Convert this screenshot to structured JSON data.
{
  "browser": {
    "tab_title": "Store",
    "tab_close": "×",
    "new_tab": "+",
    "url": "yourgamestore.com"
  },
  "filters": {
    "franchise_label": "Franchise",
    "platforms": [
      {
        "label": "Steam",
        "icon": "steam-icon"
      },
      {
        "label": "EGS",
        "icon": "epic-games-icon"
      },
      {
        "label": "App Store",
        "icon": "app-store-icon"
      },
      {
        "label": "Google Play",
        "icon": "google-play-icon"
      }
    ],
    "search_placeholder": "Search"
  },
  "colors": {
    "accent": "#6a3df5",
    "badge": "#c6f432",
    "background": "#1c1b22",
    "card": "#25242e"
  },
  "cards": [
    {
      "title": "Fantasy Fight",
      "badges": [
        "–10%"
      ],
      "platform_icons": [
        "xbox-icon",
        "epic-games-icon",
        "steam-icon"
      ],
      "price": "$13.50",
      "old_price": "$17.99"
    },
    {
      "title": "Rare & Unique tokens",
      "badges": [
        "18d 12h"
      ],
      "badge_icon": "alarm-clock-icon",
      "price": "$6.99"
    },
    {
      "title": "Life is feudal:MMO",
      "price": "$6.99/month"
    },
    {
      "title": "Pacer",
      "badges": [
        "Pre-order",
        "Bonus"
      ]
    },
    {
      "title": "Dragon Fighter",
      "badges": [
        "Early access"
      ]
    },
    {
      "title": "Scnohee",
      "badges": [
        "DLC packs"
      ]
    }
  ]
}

____________

§ **Task instructions**
Across the entries, how many lines contain "epic"? Reply with the number only.

§ **Finished exercise**
2